# Task to complete:
Extract every line of the material that holds the string "Design".

─── Record extracts ───

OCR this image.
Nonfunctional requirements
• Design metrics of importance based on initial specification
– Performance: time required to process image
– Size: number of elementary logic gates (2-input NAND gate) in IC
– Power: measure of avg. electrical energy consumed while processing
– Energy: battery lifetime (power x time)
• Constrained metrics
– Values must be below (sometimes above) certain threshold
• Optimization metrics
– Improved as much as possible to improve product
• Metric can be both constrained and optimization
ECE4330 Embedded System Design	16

───
─── Record extracts ───

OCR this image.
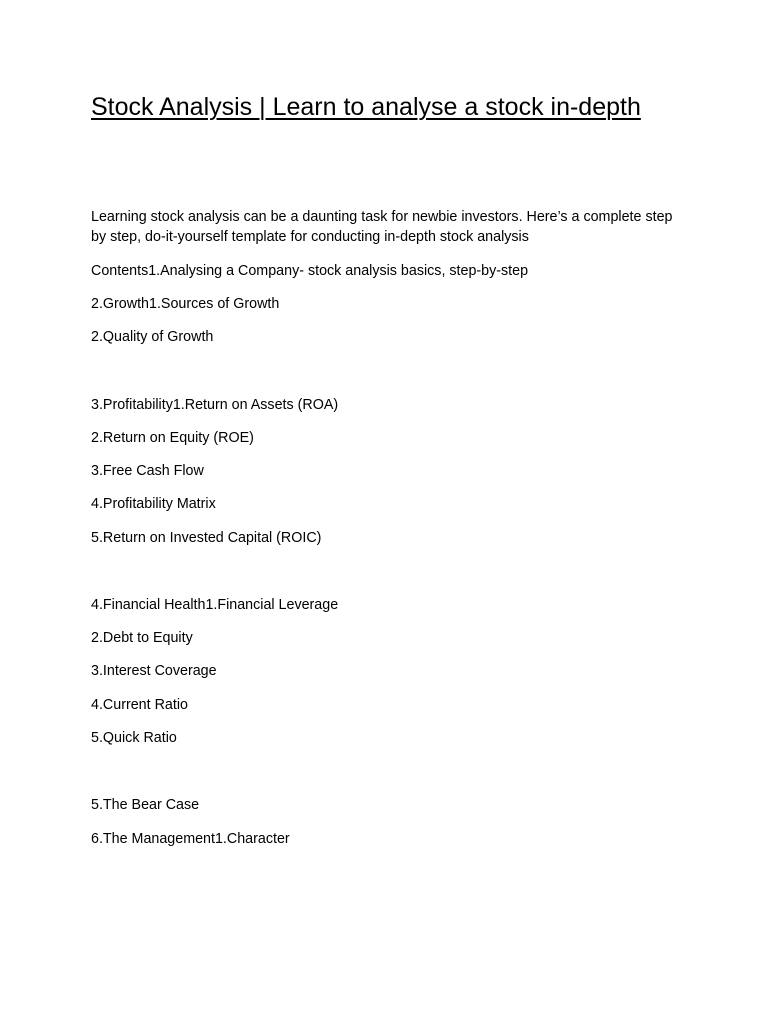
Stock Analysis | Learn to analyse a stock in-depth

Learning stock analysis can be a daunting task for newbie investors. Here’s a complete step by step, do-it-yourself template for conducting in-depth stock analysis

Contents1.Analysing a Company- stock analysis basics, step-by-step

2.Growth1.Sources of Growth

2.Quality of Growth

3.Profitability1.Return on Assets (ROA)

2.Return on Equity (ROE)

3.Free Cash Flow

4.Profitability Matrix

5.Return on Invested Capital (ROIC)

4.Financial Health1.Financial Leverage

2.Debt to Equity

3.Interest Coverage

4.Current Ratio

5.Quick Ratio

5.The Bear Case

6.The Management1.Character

───
─── Record extracts ───

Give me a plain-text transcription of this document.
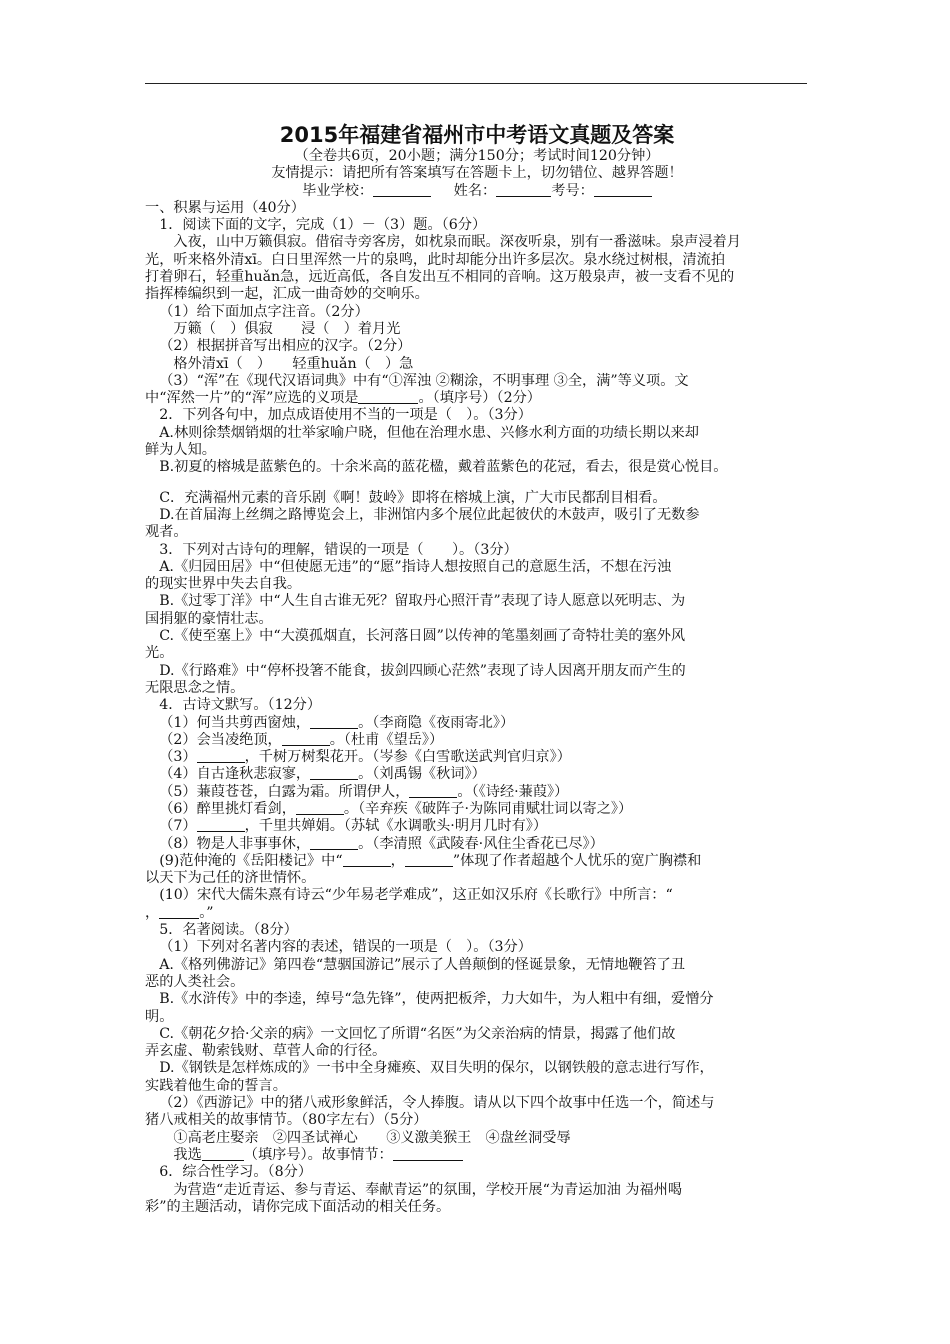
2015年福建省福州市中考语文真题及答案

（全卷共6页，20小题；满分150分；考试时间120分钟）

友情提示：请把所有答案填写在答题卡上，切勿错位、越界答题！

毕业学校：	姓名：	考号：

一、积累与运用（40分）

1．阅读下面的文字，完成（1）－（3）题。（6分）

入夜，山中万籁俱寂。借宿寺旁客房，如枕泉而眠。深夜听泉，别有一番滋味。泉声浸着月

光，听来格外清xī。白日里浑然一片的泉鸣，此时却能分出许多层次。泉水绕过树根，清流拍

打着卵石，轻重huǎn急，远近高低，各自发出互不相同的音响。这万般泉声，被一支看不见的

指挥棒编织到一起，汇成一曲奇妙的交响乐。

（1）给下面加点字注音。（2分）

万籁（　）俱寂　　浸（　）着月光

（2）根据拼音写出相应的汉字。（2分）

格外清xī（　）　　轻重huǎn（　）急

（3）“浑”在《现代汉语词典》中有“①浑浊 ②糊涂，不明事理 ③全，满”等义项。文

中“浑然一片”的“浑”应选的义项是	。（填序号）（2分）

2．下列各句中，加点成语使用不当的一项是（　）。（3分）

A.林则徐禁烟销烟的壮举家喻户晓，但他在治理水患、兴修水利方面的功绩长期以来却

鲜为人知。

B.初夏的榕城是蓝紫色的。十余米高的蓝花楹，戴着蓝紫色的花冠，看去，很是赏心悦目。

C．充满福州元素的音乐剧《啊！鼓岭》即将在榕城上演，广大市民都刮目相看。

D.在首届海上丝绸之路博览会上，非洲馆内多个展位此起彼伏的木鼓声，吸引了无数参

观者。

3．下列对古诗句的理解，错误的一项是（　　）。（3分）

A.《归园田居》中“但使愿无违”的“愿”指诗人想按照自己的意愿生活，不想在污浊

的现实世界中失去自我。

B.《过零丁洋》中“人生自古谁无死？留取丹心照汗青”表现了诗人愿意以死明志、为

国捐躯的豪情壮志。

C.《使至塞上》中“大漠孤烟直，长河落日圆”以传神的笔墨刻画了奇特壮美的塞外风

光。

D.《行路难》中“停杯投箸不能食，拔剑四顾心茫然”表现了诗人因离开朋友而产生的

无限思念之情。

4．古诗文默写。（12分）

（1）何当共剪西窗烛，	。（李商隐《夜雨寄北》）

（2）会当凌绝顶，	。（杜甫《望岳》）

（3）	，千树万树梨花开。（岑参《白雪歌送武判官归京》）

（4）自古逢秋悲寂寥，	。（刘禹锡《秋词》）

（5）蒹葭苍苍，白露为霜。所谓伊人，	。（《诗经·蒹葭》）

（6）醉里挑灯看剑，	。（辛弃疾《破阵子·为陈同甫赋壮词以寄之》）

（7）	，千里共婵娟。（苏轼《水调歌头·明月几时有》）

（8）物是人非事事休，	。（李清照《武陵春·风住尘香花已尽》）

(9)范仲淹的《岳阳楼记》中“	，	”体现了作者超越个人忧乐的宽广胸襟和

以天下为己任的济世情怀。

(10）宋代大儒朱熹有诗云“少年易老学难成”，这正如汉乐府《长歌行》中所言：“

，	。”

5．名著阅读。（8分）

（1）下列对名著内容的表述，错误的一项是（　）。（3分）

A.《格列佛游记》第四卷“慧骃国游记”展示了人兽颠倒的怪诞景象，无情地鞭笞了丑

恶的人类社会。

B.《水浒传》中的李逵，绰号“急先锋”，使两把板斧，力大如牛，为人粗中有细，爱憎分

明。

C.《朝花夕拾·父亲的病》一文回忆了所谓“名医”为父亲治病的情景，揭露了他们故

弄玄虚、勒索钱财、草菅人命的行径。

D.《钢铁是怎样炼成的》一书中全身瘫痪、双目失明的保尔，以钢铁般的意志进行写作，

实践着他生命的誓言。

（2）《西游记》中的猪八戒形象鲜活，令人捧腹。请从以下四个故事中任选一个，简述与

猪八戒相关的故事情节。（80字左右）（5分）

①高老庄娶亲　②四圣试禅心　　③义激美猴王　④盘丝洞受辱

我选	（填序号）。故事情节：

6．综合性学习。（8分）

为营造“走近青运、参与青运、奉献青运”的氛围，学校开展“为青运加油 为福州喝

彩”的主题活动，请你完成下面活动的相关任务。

───

# Solved problem:
• Design metrics of importance based on initial specification
ECE4330 Embedded System Design	16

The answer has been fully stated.